- [DO THIS]:
Output the data below in full, byte for byte. Nothing may differ.

- [RECORDS FOR THIS TASK]:

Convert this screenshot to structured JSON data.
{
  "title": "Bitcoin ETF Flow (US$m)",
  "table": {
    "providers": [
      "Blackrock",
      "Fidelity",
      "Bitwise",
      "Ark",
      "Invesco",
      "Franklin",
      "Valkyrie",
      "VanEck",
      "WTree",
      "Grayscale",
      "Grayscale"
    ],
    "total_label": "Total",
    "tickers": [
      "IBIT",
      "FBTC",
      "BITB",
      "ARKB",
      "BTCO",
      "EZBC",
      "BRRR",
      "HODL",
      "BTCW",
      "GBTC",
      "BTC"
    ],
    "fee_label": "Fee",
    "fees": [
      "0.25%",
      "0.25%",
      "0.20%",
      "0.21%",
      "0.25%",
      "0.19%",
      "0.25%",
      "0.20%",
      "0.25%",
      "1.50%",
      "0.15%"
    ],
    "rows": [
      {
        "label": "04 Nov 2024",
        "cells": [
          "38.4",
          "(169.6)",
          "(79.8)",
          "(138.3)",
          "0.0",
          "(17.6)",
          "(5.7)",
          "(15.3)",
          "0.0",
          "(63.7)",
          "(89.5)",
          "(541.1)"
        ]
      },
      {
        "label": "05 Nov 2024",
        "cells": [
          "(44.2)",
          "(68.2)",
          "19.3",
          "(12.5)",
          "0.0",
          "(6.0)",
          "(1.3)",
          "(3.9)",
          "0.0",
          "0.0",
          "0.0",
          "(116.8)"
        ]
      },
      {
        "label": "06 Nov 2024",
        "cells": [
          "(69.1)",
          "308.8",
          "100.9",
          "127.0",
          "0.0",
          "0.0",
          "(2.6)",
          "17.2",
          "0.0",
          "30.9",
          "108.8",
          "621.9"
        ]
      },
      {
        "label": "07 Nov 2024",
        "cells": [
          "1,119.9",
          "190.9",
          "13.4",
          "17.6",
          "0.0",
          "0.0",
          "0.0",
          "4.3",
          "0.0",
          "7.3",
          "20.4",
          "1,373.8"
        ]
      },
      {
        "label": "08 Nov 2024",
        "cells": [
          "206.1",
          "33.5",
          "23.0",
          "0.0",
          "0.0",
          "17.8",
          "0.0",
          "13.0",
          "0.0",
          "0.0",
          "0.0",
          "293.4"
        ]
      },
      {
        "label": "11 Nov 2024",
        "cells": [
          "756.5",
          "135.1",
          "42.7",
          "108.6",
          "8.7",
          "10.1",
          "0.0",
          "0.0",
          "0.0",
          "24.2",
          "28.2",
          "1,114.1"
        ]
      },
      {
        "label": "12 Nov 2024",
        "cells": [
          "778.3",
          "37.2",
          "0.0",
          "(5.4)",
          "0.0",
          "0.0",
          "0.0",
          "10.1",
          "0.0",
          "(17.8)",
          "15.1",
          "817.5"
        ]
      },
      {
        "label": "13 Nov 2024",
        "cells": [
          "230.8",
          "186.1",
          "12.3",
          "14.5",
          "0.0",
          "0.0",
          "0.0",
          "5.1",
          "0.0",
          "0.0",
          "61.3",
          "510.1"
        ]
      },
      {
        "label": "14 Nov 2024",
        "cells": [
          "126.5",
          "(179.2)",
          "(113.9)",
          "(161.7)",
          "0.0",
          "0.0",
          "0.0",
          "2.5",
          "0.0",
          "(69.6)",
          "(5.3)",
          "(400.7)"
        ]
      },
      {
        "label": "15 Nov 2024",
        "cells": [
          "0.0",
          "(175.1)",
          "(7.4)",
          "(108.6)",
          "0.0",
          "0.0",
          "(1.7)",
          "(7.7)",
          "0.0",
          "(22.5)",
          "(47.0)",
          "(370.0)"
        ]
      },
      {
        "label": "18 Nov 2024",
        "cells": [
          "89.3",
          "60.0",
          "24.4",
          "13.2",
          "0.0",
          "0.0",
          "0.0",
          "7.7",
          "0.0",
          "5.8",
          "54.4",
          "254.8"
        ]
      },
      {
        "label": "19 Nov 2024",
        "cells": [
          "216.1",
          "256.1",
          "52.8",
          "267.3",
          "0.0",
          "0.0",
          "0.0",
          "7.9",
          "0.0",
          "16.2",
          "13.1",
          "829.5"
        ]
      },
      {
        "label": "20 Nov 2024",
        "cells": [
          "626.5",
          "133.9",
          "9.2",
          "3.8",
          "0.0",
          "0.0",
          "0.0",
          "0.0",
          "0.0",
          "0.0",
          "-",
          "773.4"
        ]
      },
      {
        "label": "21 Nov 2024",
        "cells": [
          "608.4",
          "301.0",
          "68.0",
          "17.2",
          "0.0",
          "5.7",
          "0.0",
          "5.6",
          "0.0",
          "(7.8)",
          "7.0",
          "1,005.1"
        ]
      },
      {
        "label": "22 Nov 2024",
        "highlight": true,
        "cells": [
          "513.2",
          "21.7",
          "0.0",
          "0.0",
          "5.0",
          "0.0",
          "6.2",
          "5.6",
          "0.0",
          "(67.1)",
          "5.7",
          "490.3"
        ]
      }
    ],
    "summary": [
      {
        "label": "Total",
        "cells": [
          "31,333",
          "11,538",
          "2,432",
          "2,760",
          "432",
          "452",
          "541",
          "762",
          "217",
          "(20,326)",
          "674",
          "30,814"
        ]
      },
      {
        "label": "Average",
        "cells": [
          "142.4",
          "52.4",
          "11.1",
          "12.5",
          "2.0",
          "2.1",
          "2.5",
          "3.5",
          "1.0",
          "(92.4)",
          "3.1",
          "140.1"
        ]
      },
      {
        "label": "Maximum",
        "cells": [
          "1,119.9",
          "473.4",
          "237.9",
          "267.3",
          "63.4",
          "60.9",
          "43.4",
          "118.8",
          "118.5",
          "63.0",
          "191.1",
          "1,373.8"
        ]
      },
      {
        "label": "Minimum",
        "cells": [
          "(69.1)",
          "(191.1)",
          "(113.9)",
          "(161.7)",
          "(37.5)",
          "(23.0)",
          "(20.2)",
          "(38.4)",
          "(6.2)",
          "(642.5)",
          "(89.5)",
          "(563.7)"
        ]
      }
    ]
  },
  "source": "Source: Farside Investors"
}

- [TASK ANSWER]:
Convert this screenshot to structured JSON data.
{
  "title": "Bitcoin ETF Flow (US$m)",
  "table": {
    "providers": [
      "Blackrock",
      "Fidelity",
      "Bitwise",
      "Ark",
      "Invesco",
      "Franklin",
      "Valkyrie",
      "VanEck",
      "WTree",
      "Grayscale",
      "Grayscale"
    ],
    "total_label": "Total",
    "tickers": [
      "IBIT",
      "FBTC",
      "BITB",
      "ARKB",
      "BTCO",
      "EZBC",
      "BRRR",
      "HODL",
      "BTCW",
      "GBTC",
      "BTC"
    ],
    "fee_label": "Fee",
    "fees": [
      "0.25%",
      "0.25%",
      "0.20%",
      "0.21%",
      "0.25%",
      "0.19%",
      "0.25%",
      "0.20%",
      "0.25%",
      "1.50%",
      "0.15%"
    ],
    "rows": [
      {
        "label": "04 Nov 2024",
        "cells": [
          "38.4",
          "(169.6)",
          "(79.8)",
          "(138.3)",
          "0.0",
          "(17.6)",
          "(5.7)",
          "(15.3)",
          "0.0",
          "(63.7)",
          "(89.5)",
          "(541.1)"
        ]
      },
      {
        "label": "05 Nov 2024",
        "cells": [
          "(44.2)",
          "(68.2)",
          "19.3",
          "(12.5)",
          "0.0",
          "(6.0)",
          "(1.3)",
          "(3.9)",
          "0.0",
          "0.0",
          "0.0",
          "(116.8)"
        ]
      },
      {
        "label": "06 Nov 2024",
        "cells": [
          "(69.1)",
          "308.8",
          "100.9",
          "127.0",
          "0.0",
          "0.0",
          "(2.6)",
          "17.2",
          "0.0",
          "30.9",
          "108.8",
          "621.9"
        ]
      },
      {
        "label": "07 Nov 2024",
        "cells": [
          "1,119.9",
          "190.9",
          "13.4",
          "17.6",
          "0.0",
          "0.0",
          "0.0",
          "4.3",
          "0.0",
          "7.3",
          "20.4",
          "1,373.8"
        ]
      },
      {
        "label": "08 Nov 2024",
        "cells": [
          "206.1",
          "33.5",
          "23.0",
          "0.0",
          "0.0",
          "17.8",
          "0.0",
          "13.0",
          "0.0",
          "0.0",
          "0.0",
          "293.4"
        ]
      },
      {
        "label": "11 Nov 2024",
        "cells": [
          "756.5",
          "135.1",
          "42.7",
          "108.6",
          "8.7",
          "10.1",
          "0.0",
          "0.0",
          "0.0",
          "24.2",
          "28.2",
          "1,114.1"
        ]
      },
      {
        "label": "12 Nov 2024",
        "cells": [
          "778.3",
          "37.2",
          "0.0",
          "(5.4)",
          "0.0",
          "0.0",
          "0.0",
          "10.1",
          "0.0",
          "(17.8)",
          "15.1",
          "817.5"
        ]
      },
      {
        "label": "13 Nov 2024",
        "cells": [
          "230.8",
          "186.1",
          "12.3",
          "14.5",
          "0.0",
          "0.0",
          "0.0",
          "5.1",
          "0.0",
          "0.0",
          "61.3",
          "510.1"
        ]
      },
      {
        "label": "14 Nov 2024",
        "cells": [
          "126.5",
          "(179.2)",
          "(113.9)",
          "(161.7)",
          "0.0",
          "0.0",
          "0.0",
          "2.5",
          "0.0",
          "(69.6)",
          "(5.3)",
          "(400.7)"
        ]
      },
      {
        "label": "15 Nov 2024",
        "cells": [
          "0.0",
          "(175.1)",
          "(7.4)",
          "(108.6)",
          "0.0",
          "0.0",
          "(1.7)",
          "(7.7)",
          "0.0",
          "(22.5)",
          "(47.0)",
          "(370.0)"
        ]
      },
      {
        "label": "18 Nov 2024",
        "cells": [
          "89.3",
          "60.0",
          "24.4",
          "13.2",
          "0.0",
          "0.0",
          "0.0",
          "7.7",
          "0.0",
          "5.8",
          "54.4",
          "254.8"
        ]
      },
      {
        "label": "19 Nov 2024",
        "cells": [
          "216.1",
          "256.1",
          "52.8",
          "267.3",
          "0.0",
          "0.0",
          "0.0",
          "7.9",
          "0.0",
          "16.2",
          "13.1",
          "829.5"
        ]
      },
      {
        "label": "20 Nov 2024",
        "cells": [
          "626.5",
          "133.9",
          "9.2",
          "3.8",
          "0.0",
          "0.0",
          "0.0",
          "0.0",
          "0.0",
          "0.0",
          "-",
          "773.4"
        ]
      },
      {
        "label": "21 Nov 2024",
        "cells": [
          "608.4",
          "301.0",
          "68.0",
          "17.2",
          "0.0",
          "5.7",
          "0.0",
          "5.6",
          "0.0",
          "(7.8)",
          "7.0",
          "1,005.1"
        ]
      },
      {
        "label": "22 Nov 2024",
        "highlight": true,
        "cells": [
          "513.2",
          "21.7",
          "0.0",
          "0.0",
          "5.0",
          "0.0",
          "6.2",
          "5.6",
          "0.0",
          "(67.1)",
          "5.7",
          "490.3"
        ]
      }
    ],
    "summary": [
      {
        "label": "Total",
        "cells": [
          "31,333",
          "11,538",
          "2,432",
          "2,760",
          "432",
          "452",
          "541",
          "762",
          "217",
          "(20,326)",
          "674",
          "30,814"
        ]
      },
      {
        "label": "Average",
        "cells": [
          "142.4",
          "52.4",
          "11.1",
          "12.5",
          "2.0",
          "2.1",
          "2.5",
          "3.5",
          "1.0",
          "(92.4)",
          "3.1",
          "140.1"
        ]
      },
      {
        "label": "Maximum",
        "cells": [
          "1,119.9",
          "473.4",
          "237.9",
          "267.3",
          "63.4",
          "60.9",
          "43.4",
          "118.8",
          "118.5",
          "63.0",
          "191.1",
          "1,373.8"
        ]
      },
      {
        "label": "Minimum",
        "cells": [
          "(69.1)",
          "(191.1)",
          "(113.9)",
          "(161.7)",
          "(37.5)",
          "(23.0)",
          "(20.2)",
          "(38.4)",
          "(6.2)",
          "(642.5)",
          "(89.5)",
          "(563.7)"
        ]
      }
    ]
  },
  "source": "Source: Farside Investors"
}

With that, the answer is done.